▶ GIVEN PROBLEM: Reproduce the listing below in its entirety. Change nothing.

▶ EXERCISE DATA:
====

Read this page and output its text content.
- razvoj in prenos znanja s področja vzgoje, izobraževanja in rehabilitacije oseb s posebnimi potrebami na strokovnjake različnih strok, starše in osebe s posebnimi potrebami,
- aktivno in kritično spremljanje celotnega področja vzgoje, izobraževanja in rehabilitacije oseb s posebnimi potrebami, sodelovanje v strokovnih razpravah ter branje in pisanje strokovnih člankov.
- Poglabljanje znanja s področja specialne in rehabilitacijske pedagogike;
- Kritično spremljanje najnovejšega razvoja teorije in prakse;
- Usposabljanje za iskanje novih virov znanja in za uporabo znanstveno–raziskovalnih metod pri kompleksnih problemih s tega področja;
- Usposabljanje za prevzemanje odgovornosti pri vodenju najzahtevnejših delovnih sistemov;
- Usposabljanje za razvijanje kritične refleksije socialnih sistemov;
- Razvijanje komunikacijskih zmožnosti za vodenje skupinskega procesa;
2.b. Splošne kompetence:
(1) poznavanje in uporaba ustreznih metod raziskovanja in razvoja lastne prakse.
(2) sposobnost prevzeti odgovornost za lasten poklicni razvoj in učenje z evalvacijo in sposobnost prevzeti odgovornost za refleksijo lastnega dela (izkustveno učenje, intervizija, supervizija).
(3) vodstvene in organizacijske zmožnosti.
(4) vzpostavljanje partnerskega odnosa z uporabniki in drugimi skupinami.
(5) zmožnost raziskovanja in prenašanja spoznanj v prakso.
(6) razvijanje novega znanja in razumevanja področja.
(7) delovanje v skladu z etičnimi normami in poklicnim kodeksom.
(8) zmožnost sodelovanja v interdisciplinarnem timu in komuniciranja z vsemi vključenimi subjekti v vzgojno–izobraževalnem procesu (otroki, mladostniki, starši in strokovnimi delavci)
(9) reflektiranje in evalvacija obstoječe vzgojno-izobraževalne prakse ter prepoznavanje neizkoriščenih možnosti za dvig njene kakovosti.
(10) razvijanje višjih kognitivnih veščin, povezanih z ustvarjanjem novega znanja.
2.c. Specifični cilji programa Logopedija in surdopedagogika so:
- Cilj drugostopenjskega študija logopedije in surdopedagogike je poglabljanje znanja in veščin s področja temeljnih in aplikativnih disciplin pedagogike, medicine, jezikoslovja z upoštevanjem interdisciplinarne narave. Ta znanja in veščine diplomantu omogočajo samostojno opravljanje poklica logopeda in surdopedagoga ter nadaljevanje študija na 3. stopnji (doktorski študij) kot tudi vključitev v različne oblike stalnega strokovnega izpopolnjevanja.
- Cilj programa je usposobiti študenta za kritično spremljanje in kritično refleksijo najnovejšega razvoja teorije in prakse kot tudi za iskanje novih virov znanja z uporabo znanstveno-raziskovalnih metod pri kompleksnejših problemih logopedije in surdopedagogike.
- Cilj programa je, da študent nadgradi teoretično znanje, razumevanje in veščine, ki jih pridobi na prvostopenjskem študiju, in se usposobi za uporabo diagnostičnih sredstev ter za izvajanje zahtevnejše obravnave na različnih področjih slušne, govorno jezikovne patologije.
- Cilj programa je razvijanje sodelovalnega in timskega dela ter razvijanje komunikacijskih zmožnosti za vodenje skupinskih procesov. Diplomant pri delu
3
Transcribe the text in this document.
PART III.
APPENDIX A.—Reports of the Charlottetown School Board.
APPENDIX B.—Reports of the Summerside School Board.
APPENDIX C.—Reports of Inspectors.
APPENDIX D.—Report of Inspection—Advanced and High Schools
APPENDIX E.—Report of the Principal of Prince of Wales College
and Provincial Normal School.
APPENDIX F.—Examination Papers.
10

====

▶ EXERCISE ANSWER:
Read this page and output its text content.
- razvoj in prenos znanja s področja vzgoje, izobraževanja in rehabilitacije oseb s posebnimi potrebami na strokovnjake različnih strok, starše in osebe s posebnimi potrebami,
- aktivno in kritično spremljanje celotnega področja vzgoje, izobraževanja in rehabilitacije oseb s posebnimi potrebami, sodelovanje v strokovnih razpravah ter branje in pisanje strokovnih člankov.
- Poglabljanje znanja s področja specialne in rehabilitacijske pedagogike;
- Kritično spremljanje najnovejšega razvoja teorije in prakse;
- Usposabljanje za iskanje novih virov znanja in za uporabo znanstveno–raziskovalnih metod pri kompleksnih problemih s tega področja;
- Usposabljanje za prevzemanje odgovornosti pri vodenju najzahtevnejših delovnih sistemov;
- Usposabljanje za razvijanje kritične refleksije socialnih sistemov;
- Razvijanje komunikacijskih zmožnosti za vodenje skupinskega procesa;
2.b. Splošne kompetence:
(1) poznavanje in uporaba ustreznih metod raziskovanja in razvoja lastne prakse.
(2) sposobnost prevzeti odgovornost za lasten poklicni razvoj in učenje z evalvacijo in sposobnost prevzeti odgovornost za refleksijo lastnega dela (izkustveno učenje, intervizija, supervizija).
(3) vodstvene in organizacijske zmožnosti.
(4) vzpostavljanje partnerskega odnosa z uporabniki in drugimi skupinami.
(5) zmožnost raziskovanja in prenašanja spoznanj v prakso.
(6) razvijanje novega znanja in razumevanja področja.
(7) delovanje v skladu z etičnimi normami in poklicnim kodeksom.
(8) zmožnost sodelovanja v interdisciplinarnem timu in komuniciranja z vsemi vključenimi subjekti v vzgojno–izobraževalnem procesu (otroki, mladostniki, starši in strokovnimi delavci)
(9) reflektiranje in evalvacija obstoječe vzgojno-izobraževalne prakse ter prepoznavanje neizkoriščenih možnosti za dvig njene kakovosti.
(10) razvijanje višjih kognitivnih veščin, povezanih z ustvarjanjem novega znanja.
2.c. Specifični cilji programa Logopedija in surdopedagogika so:
- Cilj drugostopenjskega študija logopedije in surdopedagogike je poglabljanje znanja in veščin s področja temeljnih in aplikativnih disciplin pedagogike, medicine, jezikoslovja z upoštevanjem interdisciplinarne narave. Ta znanja in veščine diplomantu omogočajo samostojno opravljanje poklica logopeda in surdopedagoga ter nadaljevanje študija na 3. stopnji (doktorski študij) kot tudi vključitev v različne oblike stalnega strokovnega izpopolnjevanja.
- Cilj programa je usposobiti študenta za kritično spremljanje in kritično refleksijo najnovejšega razvoja teorije in prakse kot tudi za iskanje novih virov znanja z uporabo znanstveno-raziskovalnih metod pri kompleksnejših problemih logopedije in surdopedagogike.
- Cilj programa je, da študent nadgradi teoretično znanje, razumevanje in veščine, ki jih pridobi na prvostopenjskem študiju, in se usposobi za uporabo diagnostičnih sredstev ter za izvajanje zahtevnejše obravnave na različnih področjih slušne, govorno jezikovne patologije.
- Cilj programa je razvijanje sodelovalnega in timskega dela ter razvijanje komunikacijskih zmožnosti za vodenje skupinskih procesov. Diplomant pri delu
3
Transcribe the text in this document.
PART III.
APPENDIX A.—Reports of the Charlottetown School Board.
APPENDIX B.—Reports of the Summerside School Board.
APPENDIX C.—Reports of Inspectors.
APPENDIX D.—Report of Inspection—Advanced and High Schools
APPENDIX E.—Report of the Principal of Prince of Wales College
and Provincial Normal School.
APPENDIX F.—Examination Papers.
10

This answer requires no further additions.